● Written instruction: Tally the lines in the listing below that include "Windows". Answer with the count and nothing more.

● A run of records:
---*---
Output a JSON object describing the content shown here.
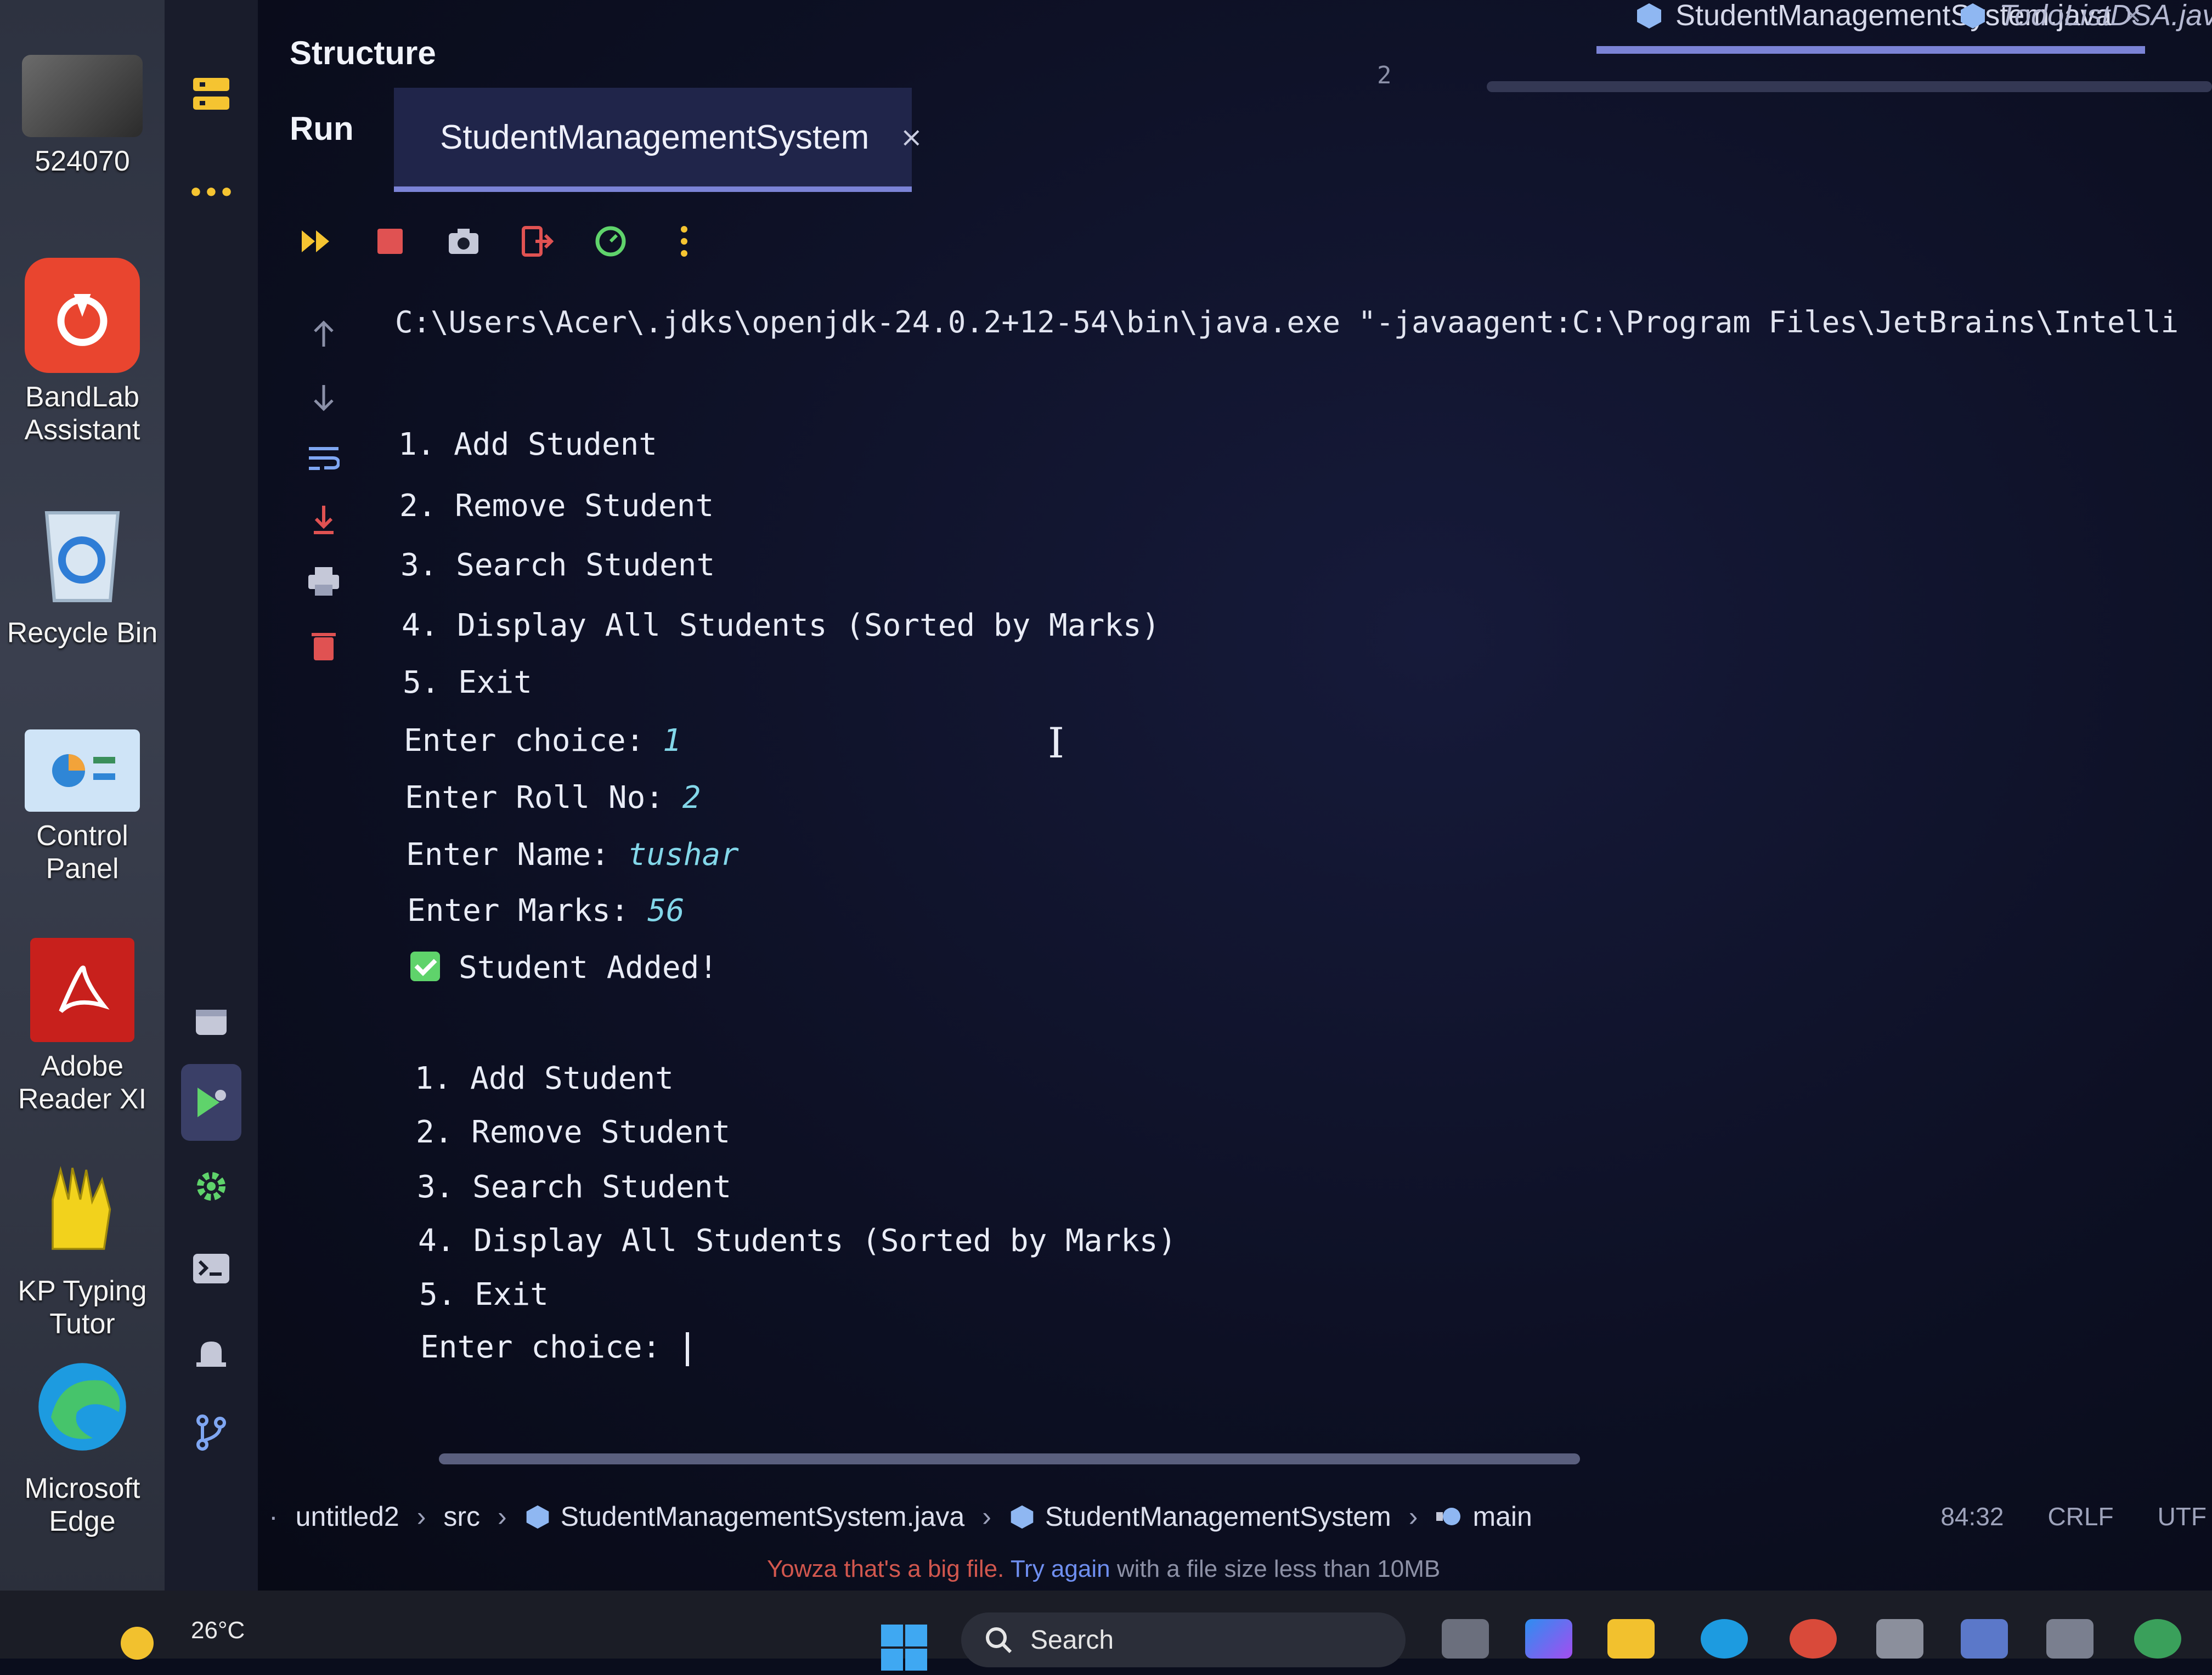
{
  "desktop": {
    "icons": [
      {
        "label": "524070",
        "icon": "photo-group-icon"
      },
      {
        "label": "BandLab Assistant",
        "icon": "bandlab-icon"
      },
      {
        "label": "Recycle Bin",
        "icon": "recycle-bin-icon"
      },
      {
        "label": "Control Panel",
        "icon": "control-panel-icon"
      },
      {
        "label": "Adobe Reader XI",
        "icon": "adobe-reader-icon"
      },
      {
        "label": "KP Typing Tutor",
        "icon": "kp-typing-icon"
      },
      {
        "label": "Microsoft Edge",
        "icon": "edge-icon"
      }
    ]
  },
  "ide": {
    "structure_title": "Structure",
    "run_title": "Run",
    "editor_tabs": [
      "StudentManagementSystem.java",
      "TodoListDSA.java"
    ],
    "editor_gutter_line": "2",
    "run_tab": {
      "label": "StudentManagementSystem",
      "close": "×"
    },
    "more_dots": "•••",
    "console": {
      "command": "C:\\Users\\Acer\\.jdks\\openjdk-24.0.2+12-54\\bin\\java.exe \"-javaagent:C:\\Program Files\\JetBrains\\Intelli",
      "menu1": [
        "1. Add Student",
        "2. Remove Student",
        "3. Search Student",
        "4. Display All Students (Sorted by Marks)",
        "5. Exit"
      ],
      "prompt_choice": "Enter choice: ",
      "input_choice": "1",
      "prompt_roll": "Enter Roll No: ",
      "input_roll": "2",
      "prompt_name": "Enter Name: ",
      "input_name": "tushar",
      "prompt_marks": "Enter Marks: ",
      "input_marks": "56",
      "added_msg": "Student Added!",
      "menu2": [
        "1. Add Student",
        "2. Remove Student",
        "3. Search Student",
        "4. Display All Students (Sorted by Marks)",
        "5. Exit"
      ],
      "final_prompt": "Enter choice: "
    },
    "breadcrumb": [
      "untitled2",
      "src",
      "StudentManagementSystem.java",
      "StudentManagementSystem",
      "main"
    ],
    "status": {
      "position": "84:32",
      "line_ending": "CRLF",
      "encoding": "UTF"
    },
    "notification": {
      "error": "Yowza that's a big file.",
      "link": "Try again",
      "rest": "with a file size less than 10MB"
    }
  },
  "taskbar": {
    "weather": "26°C",
    "search_label": "Search"
  },
  "colors": {
    "accent": "#7b83d6",
    "console_input": "#83d7e9",
    "success": "#5fd36b",
    "stop_red": "#e05252",
    "error_text": "#d2574e"
  }
}
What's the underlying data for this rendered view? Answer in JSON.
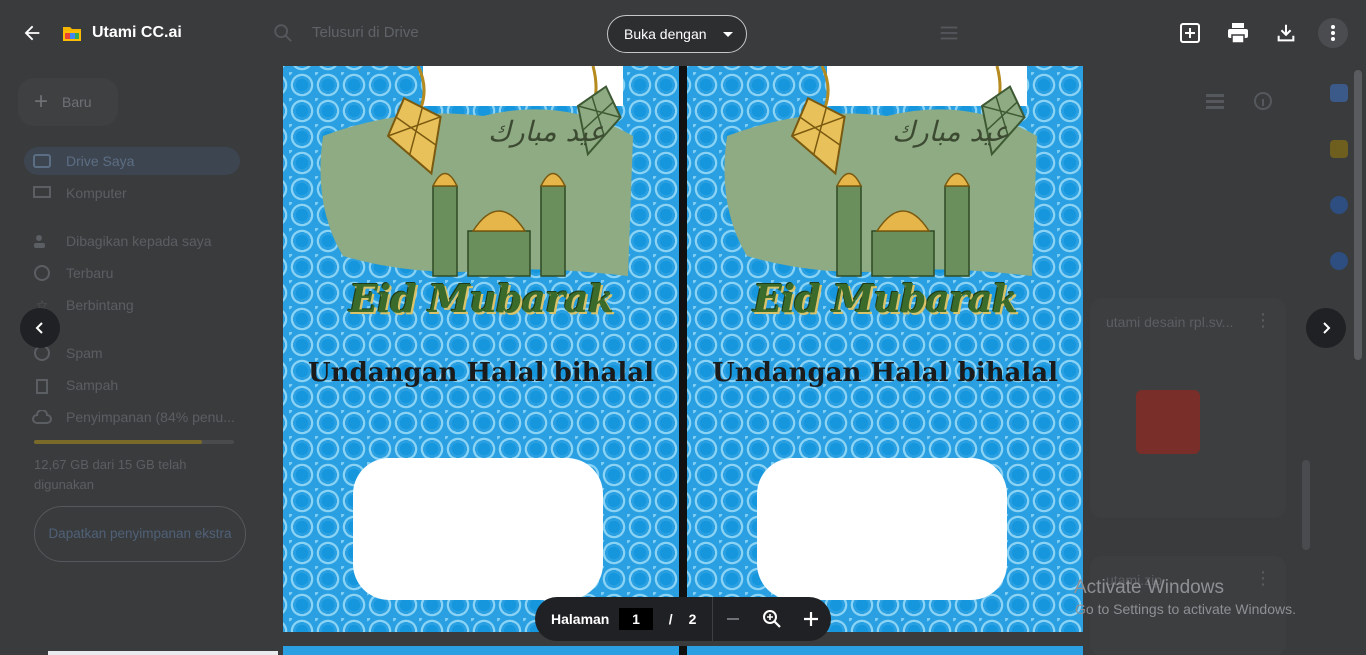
{
  "viewer": {
    "title": "Utami CC.ai",
    "open_with_label": "Buka dengan"
  },
  "drive_background": {
    "search_placeholder": "Telusuri di Drive",
    "new_button": "Baru",
    "sidebar": [
      {
        "label": "Drive Saya"
      },
      {
        "label": "Komputer"
      },
      {
        "label": "Dibagikan kepada saya"
      },
      {
        "label": "Terbaru"
      },
      {
        "label": "Berbintang"
      },
      {
        "label": "Spam"
      },
      {
        "label": "Sampah"
      },
      {
        "label": "Penyimpanan (84% penu..."
      }
    ],
    "storage_percent": 0.84,
    "storage_text": "12,67 GB dari 15 GB telah digunakan",
    "get_storage_button": "Dapatkan penyimpanan ekstra",
    "files": [
      {
        "name": "utami desain rpl.sv..."
      },
      {
        "name": "utami.zip"
      }
    ]
  },
  "document": {
    "pages": [
      {
        "eid_text": "Eid Mubarak",
        "invite_text": "Undangan Halal bihalal"
      },
      {
        "eid_text": "Eid Mubarak",
        "invite_text": "Undangan Halal bihalal"
      }
    ]
  },
  "page_controls": {
    "label": "Halaman",
    "current": "1",
    "separator": "/",
    "total": "2"
  },
  "watermark": {
    "line1": "Activate Windows",
    "line2": "Go to Settings to activate Windows."
  },
  "colors": {
    "page_blue": "#2aa0e2",
    "eid_green": "#3a6b2a",
    "overlay_bg": "#3a3b3d"
  }
}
---*---
● Task result: 2